#### Written exercise:
Can you quote the records below in full, word for word?

#### Dataset excerpts:
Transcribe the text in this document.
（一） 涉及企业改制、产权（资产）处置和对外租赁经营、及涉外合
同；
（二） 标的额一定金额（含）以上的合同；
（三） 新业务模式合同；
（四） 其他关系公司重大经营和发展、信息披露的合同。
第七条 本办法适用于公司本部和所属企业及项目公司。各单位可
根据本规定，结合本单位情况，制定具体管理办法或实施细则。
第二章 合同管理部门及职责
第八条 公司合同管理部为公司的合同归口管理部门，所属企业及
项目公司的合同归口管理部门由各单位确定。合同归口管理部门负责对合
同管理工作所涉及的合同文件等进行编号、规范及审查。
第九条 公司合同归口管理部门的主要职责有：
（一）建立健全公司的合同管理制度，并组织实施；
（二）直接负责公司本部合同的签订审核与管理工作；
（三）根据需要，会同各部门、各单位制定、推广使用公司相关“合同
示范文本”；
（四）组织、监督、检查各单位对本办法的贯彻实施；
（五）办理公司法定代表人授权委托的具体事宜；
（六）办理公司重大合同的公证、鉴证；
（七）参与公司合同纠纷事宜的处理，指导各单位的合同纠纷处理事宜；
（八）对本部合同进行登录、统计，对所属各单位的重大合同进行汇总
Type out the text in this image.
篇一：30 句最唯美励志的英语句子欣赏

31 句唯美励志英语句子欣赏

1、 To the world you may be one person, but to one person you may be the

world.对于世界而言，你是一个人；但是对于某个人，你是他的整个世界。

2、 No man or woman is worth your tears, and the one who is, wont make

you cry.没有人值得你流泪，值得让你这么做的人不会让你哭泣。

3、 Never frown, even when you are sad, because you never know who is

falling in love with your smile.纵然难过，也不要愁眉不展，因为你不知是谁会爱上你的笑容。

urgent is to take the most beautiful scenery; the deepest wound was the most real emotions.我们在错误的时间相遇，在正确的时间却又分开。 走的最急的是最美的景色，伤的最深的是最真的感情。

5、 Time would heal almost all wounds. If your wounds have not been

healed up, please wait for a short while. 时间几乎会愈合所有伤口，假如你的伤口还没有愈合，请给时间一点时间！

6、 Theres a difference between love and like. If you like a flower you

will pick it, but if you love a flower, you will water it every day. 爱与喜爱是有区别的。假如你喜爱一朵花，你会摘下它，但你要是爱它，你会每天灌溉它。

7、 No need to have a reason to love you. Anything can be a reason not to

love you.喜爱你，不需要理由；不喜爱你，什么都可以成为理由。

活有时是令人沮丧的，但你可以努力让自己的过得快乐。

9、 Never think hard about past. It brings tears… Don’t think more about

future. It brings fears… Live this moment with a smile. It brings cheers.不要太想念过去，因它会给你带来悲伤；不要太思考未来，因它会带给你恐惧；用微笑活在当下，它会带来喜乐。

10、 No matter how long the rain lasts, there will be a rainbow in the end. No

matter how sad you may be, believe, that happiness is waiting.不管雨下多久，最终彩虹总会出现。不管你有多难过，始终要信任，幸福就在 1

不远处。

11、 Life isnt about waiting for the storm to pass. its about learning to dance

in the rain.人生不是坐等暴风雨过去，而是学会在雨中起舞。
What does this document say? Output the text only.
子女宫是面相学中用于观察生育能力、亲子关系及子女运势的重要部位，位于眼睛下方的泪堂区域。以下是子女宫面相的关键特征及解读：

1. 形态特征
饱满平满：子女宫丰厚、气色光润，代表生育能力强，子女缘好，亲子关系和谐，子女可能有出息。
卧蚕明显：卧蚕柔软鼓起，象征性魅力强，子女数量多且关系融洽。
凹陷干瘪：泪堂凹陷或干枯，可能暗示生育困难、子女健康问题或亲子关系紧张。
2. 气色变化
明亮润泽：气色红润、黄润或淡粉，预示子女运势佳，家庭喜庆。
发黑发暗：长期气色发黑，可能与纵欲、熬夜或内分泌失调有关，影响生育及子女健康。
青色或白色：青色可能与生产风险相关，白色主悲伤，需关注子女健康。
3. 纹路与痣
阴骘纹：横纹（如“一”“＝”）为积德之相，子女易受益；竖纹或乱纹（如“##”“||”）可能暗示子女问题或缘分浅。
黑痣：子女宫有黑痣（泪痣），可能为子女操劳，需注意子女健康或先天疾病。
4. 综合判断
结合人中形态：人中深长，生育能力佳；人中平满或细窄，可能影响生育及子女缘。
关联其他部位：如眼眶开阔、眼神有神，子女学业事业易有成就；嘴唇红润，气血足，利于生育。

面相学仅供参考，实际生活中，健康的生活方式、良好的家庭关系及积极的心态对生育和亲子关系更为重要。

#### Written response:
Transcribe the text in this document.
（一） 涉及企业改制、产权（资产）处置和对外租赁经营、及涉外合
同；
（二） 标的额一定金额（含）以上的合同；
（三） 新业务模式合同；
（四） 其他关系公司重大经营和发展、信息披露的合同。
第七条 本办法适用于公司本部和所属企业及项目公司。各单位可
根据本规定，结合本单位情况，制定具体管理办法或实施细则。
第二章 合同管理部门及职责
第八条 公司合同管理部为公司的合同归口管理部门，所属企业及
项目公司的合同归口管理部门由各单位确定。合同归口管理部门负责对合
同管理工作所涉及的合同文件等进行编号、规范及审查。
第九条 公司合同归口管理部门的主要职责有：
（一）建立健全公司的合同管理制度，并组织实施；
（二）直接负责公司本部合同的签订审核与管理工作；
（三）根据需要，会同各部门、各单位制定、推广使用公司相关“合同
示范文本”；
（四）组织、监督、检查各单位对本办法的贯彻实施；
（五）办理公司法定代表人授权委托的具体事宜；
（六）办理公司重大合同的公证、鉴证；
（七）参与公司合同纠纷事宜的处理，指导各单位的合同纠纷处理事宜；
（八）对本部合同进行登录、统计，对所属各单位的重大合同进行汇总
Type out the text in this image.
篇一：30 句最唯美励志的英语句子欣赏

31 句唯美励志英语句子欣赏

1、 To the world you may be one person, but to one person you may be the

world.对于世界而言，你是一个人；但是对于某个人，你是他的整个世界。

2、 No man or woman is worth your tears, and the one who is, wont make

you cry.没有人值得你流泪，值得让你这么做的人不会让你哭泣。

3、 Never frown, even when you are sad, because you never know who is

falling in love with your smile.纵然难过，也不要愁眉不展，因为你不知是谁会爱上你的笑容。

urgent is to take the most beautiful scenery; the deepest wound was the most real emotions.我们在错误的时间相遇，在正确的时间却又分开。 走的最急的是最美的景色，伤的最深的是最真的感情。

5、 Time would heal almost all wounds. If your wounds have not been

healed up, please wait for a short while. 时间几乎会愈合所有伤口，假如你的伤口还没有愈合，请给时间一点时间！

6、 Theres a difference between love and like. If you like a flower you

will pick it, but if you love a flower, you will water it every day. 爱与喜爱是有区别的。假如你喜爱一朵花，你会摘下它，但你要是爱它，你会每天灌溉它。

7、 No need to have a reason to love you. Anything can be a reason not to

love you.喜爱你，不需要理由；不喜爱你，什么都可以成为理由。

活有时是令人沮丧的，但你可以努力让自己的过得快乐。

9、 Never think hard about past. It brings tears… Don’t think more about

future. It brings fears… Live this moment with a smile. It brings cheers.不要太想念过去，因它会给你带来悲伤；不要太思考未来，因它会带给你恐惧；用微笑活在当下，它会带来喜乐。

10、 No matter how long the rain lasts, there will be a rainbow in the end. No

matter how sad you may be, believe, that happiness is waiting.不管雨下多久，最终彩虹总会出现。不管你有多难过，始终要信任，幸福就在 1

不远处。

11、 Life isnt about waiting for the storm to pass. its about learning to dance

in the rain.人生不是坐等暴风雨过去，而是学会在雨中起舞。
What does this document say? Output the text only.
子女宫是面相学中用于观察生育能力、亲子关系及子女运势的重要部位，位于眼睛下方的泪堂区域。以下是子女宫面相的关键特征及解读：

1. 形态特征
饱满平满：子女宫丰厚、气色光润，代表生育能力强，子女缘好，亲子关系和谐，子女可能有出息。
卧蚕明显：卧蚕柔软鼓起，象征性魅力强，子女数量多且关系融洽。
凹陷干瘪：泪堂凹陷或干枯，可能暗示生育困难、子女健康问题或亲子关系紧张。
2. 气色变化
明亮润泽：气色红润、黄润或淡粉，预示子女运势佳，家庭喜庆。
发黑发暗：长期气色发黑，可能与纵欲、熬夜或内分泌失调有关，影响生育及子女健康。
青色或白色：青色可能与生产风险相关，白色主悲伤，需关注子女健康。
3. 纹路与痣
阴骘纹：横纹（如“一”“＝”）为积德之相，子女易受益；竖纹或乱纹（如“##”“||”）可能暗示子女问题或缘分浅。
黑痣：子女宫有黑痣（泪痣），可能为子女操劳，需注意子女健康或先天疾病。
4. 综合判断
结合人中形态：人中深长，生育能力佳；人中平满或细窄，可能影响生育及子女缘。
关联其他部位：如眼眶开阔、眼神有神，子女学业事业易有成就；嘴唇红润，气血足，利于生育。

面相学仅供参考，实际生活中，健康的生活方式、良好的家庭关系及积极的心态对生育和亲子关系更为重要。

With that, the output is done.